Search the records below for the word "across" and show every line where it occurs.

---+---

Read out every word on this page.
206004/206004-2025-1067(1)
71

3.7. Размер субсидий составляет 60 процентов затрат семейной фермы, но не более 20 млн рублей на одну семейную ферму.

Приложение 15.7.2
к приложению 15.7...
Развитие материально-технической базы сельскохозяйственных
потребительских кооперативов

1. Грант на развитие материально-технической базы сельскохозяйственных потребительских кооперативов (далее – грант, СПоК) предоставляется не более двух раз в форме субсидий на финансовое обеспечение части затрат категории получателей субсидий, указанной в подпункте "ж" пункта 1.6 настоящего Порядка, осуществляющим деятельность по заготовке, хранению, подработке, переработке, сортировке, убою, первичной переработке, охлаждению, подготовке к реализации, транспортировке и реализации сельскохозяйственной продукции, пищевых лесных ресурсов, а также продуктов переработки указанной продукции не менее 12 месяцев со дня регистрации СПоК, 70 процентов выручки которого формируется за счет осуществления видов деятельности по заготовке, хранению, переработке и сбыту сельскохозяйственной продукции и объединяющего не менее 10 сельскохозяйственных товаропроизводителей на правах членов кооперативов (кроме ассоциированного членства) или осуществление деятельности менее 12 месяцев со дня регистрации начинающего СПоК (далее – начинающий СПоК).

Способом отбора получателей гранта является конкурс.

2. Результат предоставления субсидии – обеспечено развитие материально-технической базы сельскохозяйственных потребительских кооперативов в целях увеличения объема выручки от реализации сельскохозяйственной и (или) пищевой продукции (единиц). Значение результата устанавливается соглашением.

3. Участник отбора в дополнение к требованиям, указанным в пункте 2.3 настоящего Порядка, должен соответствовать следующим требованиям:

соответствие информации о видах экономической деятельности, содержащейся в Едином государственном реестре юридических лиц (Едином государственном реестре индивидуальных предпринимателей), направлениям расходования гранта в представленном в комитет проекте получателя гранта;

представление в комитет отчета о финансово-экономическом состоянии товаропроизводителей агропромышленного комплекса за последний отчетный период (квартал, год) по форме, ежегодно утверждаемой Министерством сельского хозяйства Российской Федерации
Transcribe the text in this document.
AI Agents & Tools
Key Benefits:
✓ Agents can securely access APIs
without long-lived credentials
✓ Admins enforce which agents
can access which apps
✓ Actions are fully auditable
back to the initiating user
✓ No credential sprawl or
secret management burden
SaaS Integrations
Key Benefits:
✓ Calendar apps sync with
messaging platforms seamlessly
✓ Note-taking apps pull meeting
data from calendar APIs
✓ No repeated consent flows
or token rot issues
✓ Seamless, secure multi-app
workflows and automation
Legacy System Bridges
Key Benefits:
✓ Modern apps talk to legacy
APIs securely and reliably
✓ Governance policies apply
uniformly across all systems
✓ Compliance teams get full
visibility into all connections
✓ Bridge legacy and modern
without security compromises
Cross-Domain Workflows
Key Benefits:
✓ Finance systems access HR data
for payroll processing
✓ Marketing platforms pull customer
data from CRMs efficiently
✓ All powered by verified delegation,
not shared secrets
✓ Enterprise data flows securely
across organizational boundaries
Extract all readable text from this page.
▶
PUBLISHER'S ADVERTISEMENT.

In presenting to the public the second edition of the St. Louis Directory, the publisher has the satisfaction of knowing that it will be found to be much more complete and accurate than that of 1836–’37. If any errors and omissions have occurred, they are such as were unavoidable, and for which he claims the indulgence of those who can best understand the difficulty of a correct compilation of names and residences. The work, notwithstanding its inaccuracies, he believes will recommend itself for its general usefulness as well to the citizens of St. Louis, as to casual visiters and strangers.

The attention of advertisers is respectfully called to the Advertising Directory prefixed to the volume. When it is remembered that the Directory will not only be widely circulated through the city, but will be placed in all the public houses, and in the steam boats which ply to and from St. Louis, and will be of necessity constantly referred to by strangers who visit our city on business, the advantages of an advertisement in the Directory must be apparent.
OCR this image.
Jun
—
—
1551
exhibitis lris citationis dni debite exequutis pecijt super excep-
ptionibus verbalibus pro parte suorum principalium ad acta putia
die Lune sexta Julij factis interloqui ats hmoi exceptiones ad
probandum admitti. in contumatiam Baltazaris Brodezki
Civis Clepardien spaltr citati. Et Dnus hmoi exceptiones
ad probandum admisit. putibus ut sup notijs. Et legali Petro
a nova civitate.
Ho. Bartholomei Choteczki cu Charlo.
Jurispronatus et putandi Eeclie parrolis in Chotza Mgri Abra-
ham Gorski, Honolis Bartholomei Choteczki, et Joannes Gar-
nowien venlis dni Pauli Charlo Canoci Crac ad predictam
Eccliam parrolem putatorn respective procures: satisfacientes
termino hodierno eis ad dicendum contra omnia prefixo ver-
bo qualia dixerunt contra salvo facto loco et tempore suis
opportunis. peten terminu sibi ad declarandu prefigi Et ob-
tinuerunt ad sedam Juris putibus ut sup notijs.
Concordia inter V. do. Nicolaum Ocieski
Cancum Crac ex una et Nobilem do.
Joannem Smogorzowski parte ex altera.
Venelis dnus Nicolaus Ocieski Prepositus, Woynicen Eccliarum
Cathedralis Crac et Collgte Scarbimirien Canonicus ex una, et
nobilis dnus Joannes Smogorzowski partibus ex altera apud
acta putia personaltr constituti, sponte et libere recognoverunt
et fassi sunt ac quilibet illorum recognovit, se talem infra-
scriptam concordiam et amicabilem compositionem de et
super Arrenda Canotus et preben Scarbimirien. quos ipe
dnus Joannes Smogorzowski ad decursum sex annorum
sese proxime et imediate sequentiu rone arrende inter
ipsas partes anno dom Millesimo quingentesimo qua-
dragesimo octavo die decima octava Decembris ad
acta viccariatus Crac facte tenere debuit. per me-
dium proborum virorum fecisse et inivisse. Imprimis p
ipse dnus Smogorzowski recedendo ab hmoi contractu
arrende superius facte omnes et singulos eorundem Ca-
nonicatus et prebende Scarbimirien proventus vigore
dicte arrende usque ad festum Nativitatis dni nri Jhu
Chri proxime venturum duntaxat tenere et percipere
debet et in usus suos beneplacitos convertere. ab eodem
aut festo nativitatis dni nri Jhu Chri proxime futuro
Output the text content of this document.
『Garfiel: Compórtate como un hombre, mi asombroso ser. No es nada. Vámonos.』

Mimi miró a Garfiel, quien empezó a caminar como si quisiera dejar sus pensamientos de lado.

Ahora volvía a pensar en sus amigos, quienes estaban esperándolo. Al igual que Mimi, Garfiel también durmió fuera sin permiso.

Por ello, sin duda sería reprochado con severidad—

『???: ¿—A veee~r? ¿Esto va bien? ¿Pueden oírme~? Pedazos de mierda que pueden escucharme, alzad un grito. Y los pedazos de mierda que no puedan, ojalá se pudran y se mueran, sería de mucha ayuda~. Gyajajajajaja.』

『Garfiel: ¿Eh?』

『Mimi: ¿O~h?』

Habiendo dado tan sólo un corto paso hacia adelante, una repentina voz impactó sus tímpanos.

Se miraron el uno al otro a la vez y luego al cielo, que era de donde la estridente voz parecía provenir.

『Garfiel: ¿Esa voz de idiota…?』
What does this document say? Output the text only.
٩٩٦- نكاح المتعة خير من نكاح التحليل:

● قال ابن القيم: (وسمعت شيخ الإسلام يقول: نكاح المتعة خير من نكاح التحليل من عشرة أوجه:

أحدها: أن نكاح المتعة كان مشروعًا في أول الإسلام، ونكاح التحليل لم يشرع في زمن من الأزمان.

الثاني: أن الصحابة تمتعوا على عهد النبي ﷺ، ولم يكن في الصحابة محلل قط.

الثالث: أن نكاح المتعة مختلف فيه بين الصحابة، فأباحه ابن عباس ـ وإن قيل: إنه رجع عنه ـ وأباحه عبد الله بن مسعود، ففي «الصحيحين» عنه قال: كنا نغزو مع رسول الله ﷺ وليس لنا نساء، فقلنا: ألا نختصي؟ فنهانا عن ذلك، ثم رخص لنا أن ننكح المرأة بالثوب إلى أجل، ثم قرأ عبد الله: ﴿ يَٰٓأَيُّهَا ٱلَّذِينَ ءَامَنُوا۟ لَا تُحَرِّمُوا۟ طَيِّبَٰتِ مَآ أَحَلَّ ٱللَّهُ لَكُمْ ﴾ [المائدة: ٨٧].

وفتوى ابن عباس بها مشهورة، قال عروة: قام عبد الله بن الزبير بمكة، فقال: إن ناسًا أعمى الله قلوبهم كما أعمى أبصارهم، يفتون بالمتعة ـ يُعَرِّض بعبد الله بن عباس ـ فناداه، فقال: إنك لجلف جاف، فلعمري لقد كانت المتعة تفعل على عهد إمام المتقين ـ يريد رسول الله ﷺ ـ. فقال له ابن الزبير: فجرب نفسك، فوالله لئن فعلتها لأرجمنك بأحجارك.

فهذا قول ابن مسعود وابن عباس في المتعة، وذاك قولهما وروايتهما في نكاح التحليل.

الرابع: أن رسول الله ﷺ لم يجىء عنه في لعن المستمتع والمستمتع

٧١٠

---+---

▸ Written answer:
uniformly across all systems
across organizational boundaries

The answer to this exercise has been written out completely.